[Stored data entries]

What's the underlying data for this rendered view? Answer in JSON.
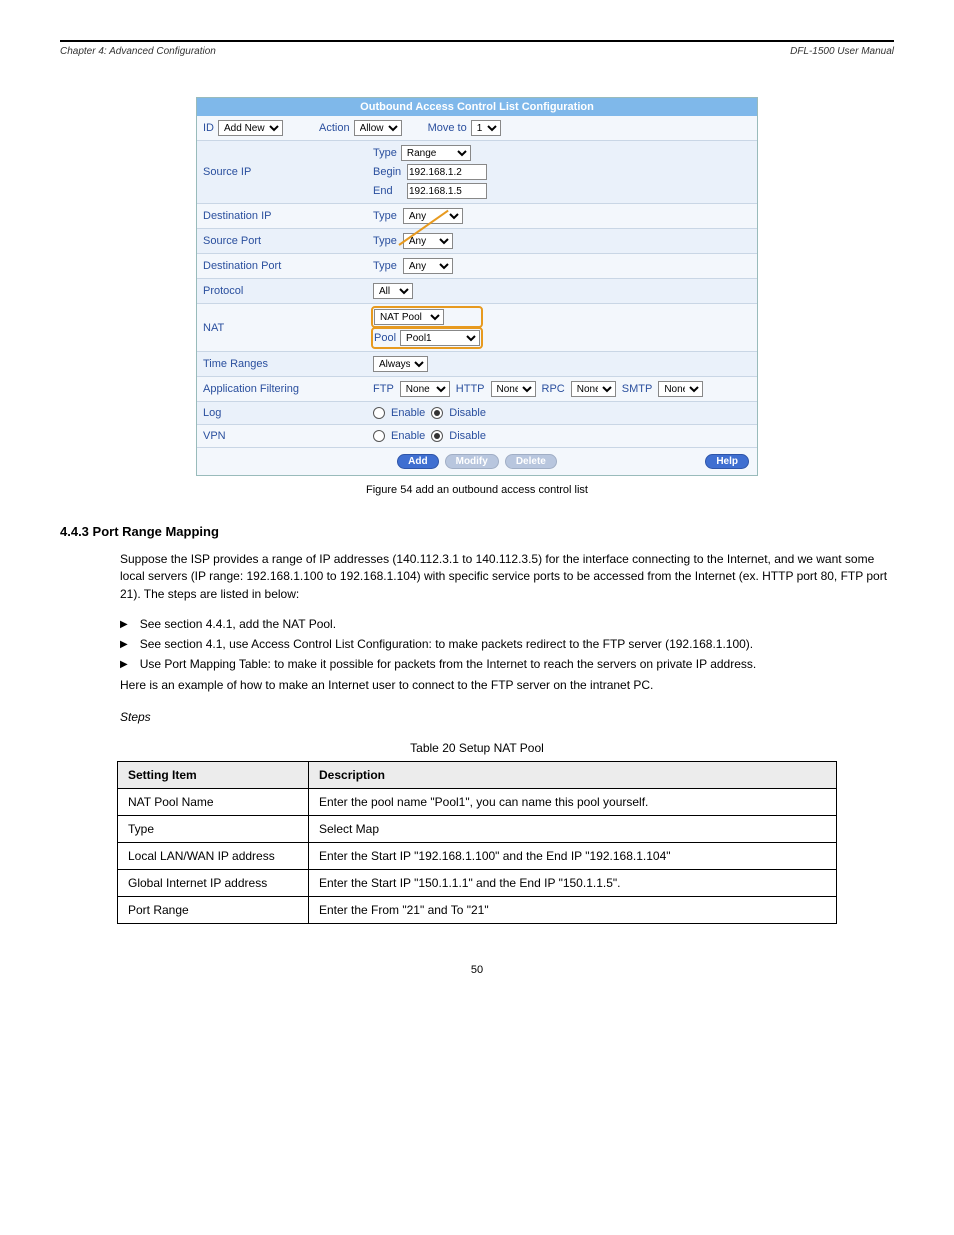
{
  "header": {
    "left": "Chapter 4: Advanced Configuration",
    "right": "DFL-1500 User Manual"
  },
  "figure": {
    "title": "Outbound Access Control List Configuration",
    "top": {
      "id_label": "ID",
      "id_value": "Add New",
      "action_label": "Action",
      "action_value": "Allow",
      "move_label": "Move to",
      "move_value": "1"
    },
    "rows": {
      "source_ip": {
        "label": "Source IP",
        "type_label": "Type",
        "type_value": "Range",
        "begin_label": "Begin",
        "begin_value": "192.168.1.2",
        "end_label": "End",
        "end_value": "192.168.1.5"
      },
      "dest_ip": {
        "label": "Destination IP",
        "type_label": "Type",
        "type_value": "Any"
      },
      "source_port": {
        "label": "Source Port",
        "type_label": "Type",
        "type_value": "Any"
      },
      "dest_port": {
        "label": "Destination Port",
        "type_label": "Type",
        "type_value": "Any"
      },
      "protocol": {
        "label": "Protocol",
        "value": "All"
      },
      "nat": {
        "label": "NAT",
        "mode": "NAT Pool",
        "pool_label": "Pool",
        "pool_value": "Pool1"
      },
      "time_ranges": {
        "label": "Time Ranges",
        "value": "Always"
      },
      "app_filter": {
        "label": "Application Filtering",
        "ftp_label": "FTP",
        "ftp_value": "None",
        "http_label": "HTTP",
        "http_value": "None",
        "rpc_label": "RPC",
        "rpc_value": "None",
        "smtp_label": "SMTP",
        "smtp_value": "None"
      },
      "log": {
        "label": "Log",
        "enable": "Enable",
        "disable": "Disable"
      },
      "vpn": {
        "label": "VPN",
        "enable": "Enable",
        "disable": "Disable"
      }
    },
    "buttons": {
      "add": "Add",
      "modify": "Modify",
      "delete": "Delete",
      "help": "Help"
    },
    "caption": "Figure 54 add an outbound access control list"
  },
  "section": {
    "heading": "4.4.3 Port Range Mapping",
    "intro": "Suppose the ISP provides a range of IP addresses (140.112.3.1 to 140.112.3.5) for the interface connecting to the Internet, and we want some local servers (IP range: 192.168.1.100 to 192.168.1.104) with specific service ports to be accessed from the Internet (ex. HTTP port 80, FTP port 21). The steps are listed in below:",
    "bullets": [
      "See section 4.4.1, add the NAT Pool.",
      "See section 4.1, use Access Control List Configuration: to make packets redirect to the FTP server (192.168.1.100).",
      "Use Port Mapping Table: to make it possible for packets from the Internet to reach the servers on private IP address."
    ],
    "example_intro": "Here is an example of how to make an Internet user to connect to the FTP server on the intranet PC.",
    "steps_heading": "Steps",
    "table_caption": "Table 20 Setup NAT Pool"
  },
  "table": {
    "head": {
      "c1": "Setting Item",
      "c2": "Description"
    },
    "rows": [
      {
        "c1": "NAT Pool Name",
        "c2": "Enter the pool name \"Pool1\", you can name this pool yourself."
      },
      {
        "c1": "Type",
        "c2": "Select Map"
      },
      {
        "c1": "Local LAN/WAN IP address",
        "c2": "Enter the Start IP \"192.168.1.100\" and the End IP \"192.168.1.104\""
      },
      {
        "c1": "Global Internet IP address",
        "c2": "Enter the Start IP \"150.1.1.1\" and the End IP \"150.1.1.5\"."
      },
      {
        "c1": "Port Range",
        "c2": "Enter the From \"21\" and To \"21\""
      }
    ]
  },
  "page_number": "50"
}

_WHAT IS EXPECTED_: Transcribe the listing in full and omit the pictures.

_ANSWER TO THIS TASK_:
What's the underlying data for this rendered view? Answer in JSON.
{
  "header": {
    "left": "Chapter 4: Advanced Configuration",
    "right": "DFL-1500 User Manual"
  },
  "figure": {
    "title": "Outbound Access Control List Configuration",
    "top": {
      "id_label": "ID",
      "id_value": "Add New",
      "action_label": "Action",
      "action_value": "Allow",
      "move_label": "Move to",
      "move_value": "1"
    },
    "rows": {
      "source_ip": {
        "label": "Source IP",
        "type_label": "Type",
        "type_value": "Range",
        "begin_label": "Begin",
        "begin_value": "192.168.1.2",
        "end_label": "End",
        "end_value": "192.168.1.5"
      },
      "dest_ip": {
        "label": "Destination IP",
        "type_label": "Type",
        "type_value": "Any"
      },
      "source_port": {
        "label": "Source Port",
        "type_label": "Type",
        "type_value": "Any"
      },
      "dest_port": {
        "label": "Destination Port",
        "type_label": "Type",
        "type_value": "Any"
      },
      "protocol": {
        "label": "Protocol",
        "value": "All"
      },
      "nat": {
        "label": "NAT",
        "mode": "NAT Pool",
        "pool_label": "Pool",
        "pool_value": "Pool1"
      },
      "time_ranges": {
        "label": "Time Ranges",
        "value": "Always"
      },
      "app_filter": {
        "label": "Application Filtering",
        "ftp_label": "FTP",
        "ftp_value": "None",
        "http_label": "HTTP",
        "http_value": "None",
        "rpc_label": "RPC",
        "rpc_value": "None",
        "smtp_label": "SMTP",
        "smtp_value": "None"
      },
      "log": {
        "label": "Log",
        "enable": "Enable",
        "disable": "Disable"
      },
      "vpn": {
        "label": "VPN",
        "enable": "Enable",
        "disable": "Disable"
      }
    },
    "buttons": {
      "add": "Add",
      "modify": "Modify",
      "delete": "Delete",
      "help": "Help"
    },
    "caption": "Figure 54 add an outbound access control list"
  },
  "section": {
    "heading": "4.4.3 Port Range Mapping",
    "intro": "Suppose the ISP provides a range of IP addresses (140.112.3.1 to 140.112.3.5) for the interface connecting to the Internet, and we want some local servers (IP range: 192.168.1.100 to 192.168.1.104) with specific service ports to be accessed from the Internet (ex. HTTP port 80, FTP port 21). The steps are listed in below:",
    "bullets": [
      "See section 4.4.1, add the NAT Pool.",
      "See section 4.1, use Access Control List Configuration: to make packets redirect to the FTP server (192.168.1.100).",
      "Use Port Mapping Table: to make it possible for packets from the Internet to reach the servers on private IP address."
    ],
    "example_intro": "Here is an example of how to make an Internet user to connect to the FTP server on the intranet PC.",
    "steps_heading": "Steps",
    "table_caption": "Table 20 Setup NAT Pool"
  },
  "table": {
    "head": {
      "c1": "Setting Item",
      "c2": "Description"
    },
    "rows": [
      {
        "c1": "NAT Pool Name",
        "c2": "Enter the pool name \"Pool1\", you can name this pool yourself."
      },
      {
        "c1": "Type",
        "c2": "Select Map"
      },
      {
        "c1": "Local LAN/WAN IP address",
        "c2": "Enter the Start IP \"192.168.1.100\" and the End IP \"192.168.1.104\""
      },
      {
        "c1": "Global Internet IP address",
        "c2": "Enter the Start IP \"150.1.1.1\" and the End IP \"150.1.1.5\"."
      },
      {
        "c1": "Port Range",
        "c2": "Enter the From \"21\" and To \"21\""
      }
    ]
  },
  "page_number": "50"
}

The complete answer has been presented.